» **WHAT THE TASK ASKS**
Reproduce all the entries exactly and keep the pictures out.
** BEGIN **
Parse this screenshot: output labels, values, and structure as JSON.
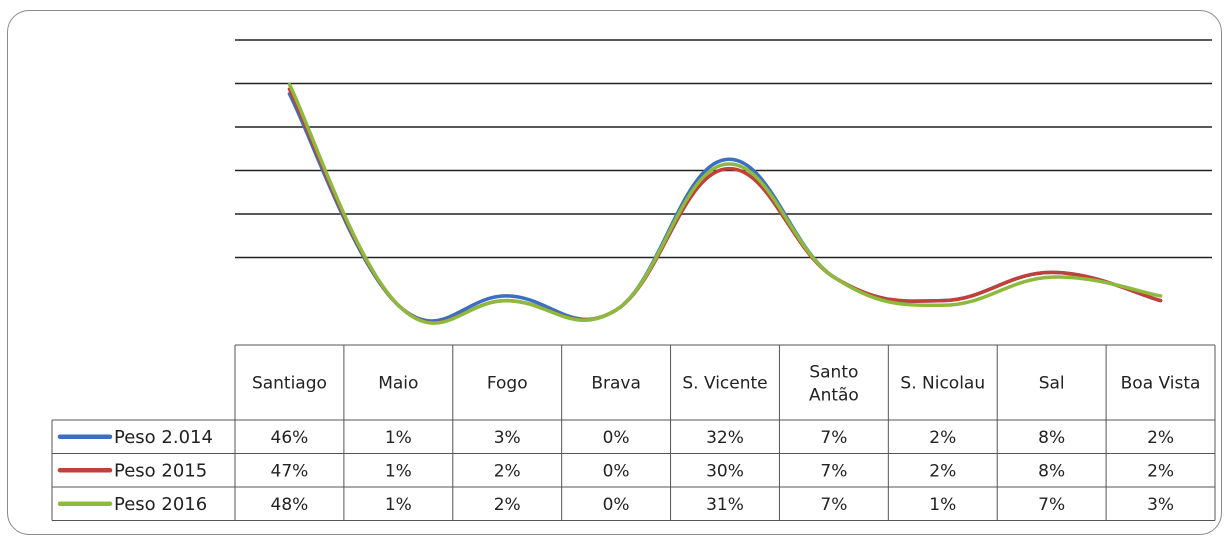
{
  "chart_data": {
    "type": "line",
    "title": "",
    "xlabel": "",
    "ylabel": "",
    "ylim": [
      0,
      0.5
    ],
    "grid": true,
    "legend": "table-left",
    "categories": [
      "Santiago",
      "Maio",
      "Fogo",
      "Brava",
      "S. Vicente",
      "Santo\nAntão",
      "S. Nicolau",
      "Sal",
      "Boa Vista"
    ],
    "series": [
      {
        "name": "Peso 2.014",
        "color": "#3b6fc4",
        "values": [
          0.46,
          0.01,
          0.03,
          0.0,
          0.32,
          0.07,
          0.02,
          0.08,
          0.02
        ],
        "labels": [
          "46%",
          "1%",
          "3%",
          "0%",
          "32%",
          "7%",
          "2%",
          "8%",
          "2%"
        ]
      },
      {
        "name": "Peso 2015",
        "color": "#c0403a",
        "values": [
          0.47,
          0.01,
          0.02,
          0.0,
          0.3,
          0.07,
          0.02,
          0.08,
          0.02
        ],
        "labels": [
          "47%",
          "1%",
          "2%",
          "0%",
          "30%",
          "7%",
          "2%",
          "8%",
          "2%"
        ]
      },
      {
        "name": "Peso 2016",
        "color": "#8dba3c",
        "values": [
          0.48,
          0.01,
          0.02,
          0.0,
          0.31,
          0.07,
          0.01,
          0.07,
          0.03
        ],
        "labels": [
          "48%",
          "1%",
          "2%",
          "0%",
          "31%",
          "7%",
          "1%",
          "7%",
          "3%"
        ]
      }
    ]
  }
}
** END **
» **SOLVED EXERCISE**
Parse this screenshot: output labels, values, and structure as JSON.
{
  "chart_data": {
    "type": "line",
    "title": "",
    "xlabel": "",
    "ylabel": "",
    "ylim": [
      0,
      0.5
    ],
    "grid": true,
    "legend": "table-left",
    "categories": [
      "Santiago",
      "Maio",
      "Fogo",
      "Brava",
      "S. Vicente",
      "Santo\nAntão",
      "S. Nicolau",
      "Sal",
      "Boa Vista"
    ],
    "series": [
      {
        "name": "Peso 2.014",
        "color": "#3b6fc4",
        "values": [
          0.46,
          0.01,
          0.03,
          0.0,
          0.32,
          0.07,
          0.02,
          0.08,
          0.02
        ],
        "labels": [
          "46%",
          "1%",
          "3%",
          "0%",
          "32%",
          "7%",
          "2%",
          "8%",
          "2%"
        ]
      },
      {
        "name": "Peso 2015",
        "color": "#c0403a",
        "values": [
          0.47,
          0.01,
          0.02,
          0.0,
          0.3,
          0.07,
          0.02,
          0.08,
          0.02
        ],
        "labels": [
          "47%",
          "1%",
          "2%",
          "0%",
          "30%",
          "7%",
          "2%",
          "8%",
          "2%"
        ]
      },
      {
        "name": "Peso 2016",
        "color": "#8dba3c",
        "values": [
          0.48,
          0.01,
          0.02,
          0.0,
          0.31,
          0.07,
          0.01,
          0.07,
          0.03
        ],
        "labels": [
          "48%",
          "1%",
          "2%",
          "0%",
          "31%",
          "7%",
          "1%",
          "7%",
          "3%"
        ]
      }
    ]
  }
}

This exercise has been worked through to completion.